» **EXERCISE OBJECTIVE**
Only the number is wanted: tally the lines below that contain the word "right".

» **RECORDS FOR THIS TASK**
-- begin --

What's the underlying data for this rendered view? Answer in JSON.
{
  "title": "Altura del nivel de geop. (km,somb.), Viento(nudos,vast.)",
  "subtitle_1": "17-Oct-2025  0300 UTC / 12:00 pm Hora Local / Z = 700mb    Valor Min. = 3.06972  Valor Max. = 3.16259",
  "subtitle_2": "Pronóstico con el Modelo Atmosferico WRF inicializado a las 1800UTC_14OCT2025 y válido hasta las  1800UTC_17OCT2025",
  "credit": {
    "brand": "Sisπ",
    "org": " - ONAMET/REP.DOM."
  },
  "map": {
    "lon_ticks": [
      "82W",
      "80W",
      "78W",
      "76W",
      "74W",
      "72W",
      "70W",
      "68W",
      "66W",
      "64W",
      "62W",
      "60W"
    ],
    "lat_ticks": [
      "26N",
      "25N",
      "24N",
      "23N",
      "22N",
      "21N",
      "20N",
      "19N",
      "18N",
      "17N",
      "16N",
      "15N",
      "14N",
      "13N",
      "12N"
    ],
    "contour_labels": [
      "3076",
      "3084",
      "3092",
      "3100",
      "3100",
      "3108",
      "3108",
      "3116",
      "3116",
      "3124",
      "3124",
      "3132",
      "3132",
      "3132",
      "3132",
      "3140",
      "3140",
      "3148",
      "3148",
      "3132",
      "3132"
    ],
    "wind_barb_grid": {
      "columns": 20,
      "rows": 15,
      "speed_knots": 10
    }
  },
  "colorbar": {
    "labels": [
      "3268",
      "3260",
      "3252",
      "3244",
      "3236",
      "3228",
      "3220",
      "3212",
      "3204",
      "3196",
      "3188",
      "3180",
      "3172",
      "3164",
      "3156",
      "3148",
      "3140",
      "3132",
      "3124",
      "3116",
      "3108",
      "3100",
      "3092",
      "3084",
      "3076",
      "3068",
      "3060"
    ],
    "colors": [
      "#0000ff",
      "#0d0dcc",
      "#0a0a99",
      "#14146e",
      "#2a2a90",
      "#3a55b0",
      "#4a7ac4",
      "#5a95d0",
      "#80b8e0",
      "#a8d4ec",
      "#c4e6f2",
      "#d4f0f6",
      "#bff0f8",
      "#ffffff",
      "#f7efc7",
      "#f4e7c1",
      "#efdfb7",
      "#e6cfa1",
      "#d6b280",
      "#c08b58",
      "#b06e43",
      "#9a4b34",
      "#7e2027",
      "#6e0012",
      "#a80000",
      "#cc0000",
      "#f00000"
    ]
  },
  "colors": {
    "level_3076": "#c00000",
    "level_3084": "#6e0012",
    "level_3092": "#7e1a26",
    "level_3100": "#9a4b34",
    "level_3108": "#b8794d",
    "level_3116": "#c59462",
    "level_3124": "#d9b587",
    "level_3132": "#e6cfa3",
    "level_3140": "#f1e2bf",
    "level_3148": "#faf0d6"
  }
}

-- end --
-- begin --

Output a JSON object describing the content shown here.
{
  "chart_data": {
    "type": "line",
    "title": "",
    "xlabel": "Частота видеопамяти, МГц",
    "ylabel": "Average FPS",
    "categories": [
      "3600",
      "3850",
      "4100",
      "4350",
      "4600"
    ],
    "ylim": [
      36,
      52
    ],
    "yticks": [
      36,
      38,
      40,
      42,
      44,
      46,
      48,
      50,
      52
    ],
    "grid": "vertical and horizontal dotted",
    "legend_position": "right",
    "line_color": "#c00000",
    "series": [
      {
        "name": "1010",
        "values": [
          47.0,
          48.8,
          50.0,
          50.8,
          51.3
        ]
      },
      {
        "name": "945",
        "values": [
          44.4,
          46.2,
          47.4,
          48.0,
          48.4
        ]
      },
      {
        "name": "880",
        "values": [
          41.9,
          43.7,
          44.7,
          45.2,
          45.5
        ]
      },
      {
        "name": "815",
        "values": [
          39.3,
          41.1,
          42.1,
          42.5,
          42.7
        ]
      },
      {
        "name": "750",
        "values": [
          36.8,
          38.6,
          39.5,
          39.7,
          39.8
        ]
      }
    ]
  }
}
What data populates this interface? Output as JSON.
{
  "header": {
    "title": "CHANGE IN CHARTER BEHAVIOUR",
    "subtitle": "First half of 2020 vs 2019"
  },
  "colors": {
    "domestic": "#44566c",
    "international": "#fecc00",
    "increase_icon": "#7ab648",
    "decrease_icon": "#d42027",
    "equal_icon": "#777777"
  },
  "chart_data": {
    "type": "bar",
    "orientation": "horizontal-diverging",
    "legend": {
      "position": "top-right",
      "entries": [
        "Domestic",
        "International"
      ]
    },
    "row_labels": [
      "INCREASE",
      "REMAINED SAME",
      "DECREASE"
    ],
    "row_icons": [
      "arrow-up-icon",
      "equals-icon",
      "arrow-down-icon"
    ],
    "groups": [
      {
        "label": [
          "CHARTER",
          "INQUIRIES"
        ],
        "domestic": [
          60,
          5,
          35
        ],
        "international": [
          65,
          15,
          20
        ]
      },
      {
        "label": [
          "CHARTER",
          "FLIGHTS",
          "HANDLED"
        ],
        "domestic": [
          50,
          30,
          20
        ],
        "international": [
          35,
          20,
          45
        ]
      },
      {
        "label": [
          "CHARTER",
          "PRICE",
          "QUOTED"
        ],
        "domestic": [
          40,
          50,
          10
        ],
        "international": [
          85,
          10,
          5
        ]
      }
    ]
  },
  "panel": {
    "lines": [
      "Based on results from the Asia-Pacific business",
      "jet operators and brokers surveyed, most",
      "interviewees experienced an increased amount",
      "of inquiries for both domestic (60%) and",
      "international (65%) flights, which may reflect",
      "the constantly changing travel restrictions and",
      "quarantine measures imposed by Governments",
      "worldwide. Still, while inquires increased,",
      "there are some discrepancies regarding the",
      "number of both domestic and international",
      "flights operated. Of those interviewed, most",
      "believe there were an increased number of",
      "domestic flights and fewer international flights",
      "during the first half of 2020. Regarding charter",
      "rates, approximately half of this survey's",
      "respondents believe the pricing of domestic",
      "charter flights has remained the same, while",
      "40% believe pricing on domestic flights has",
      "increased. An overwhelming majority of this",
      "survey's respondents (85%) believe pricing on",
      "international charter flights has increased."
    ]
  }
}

-- end --

» **THE ANSWER**
2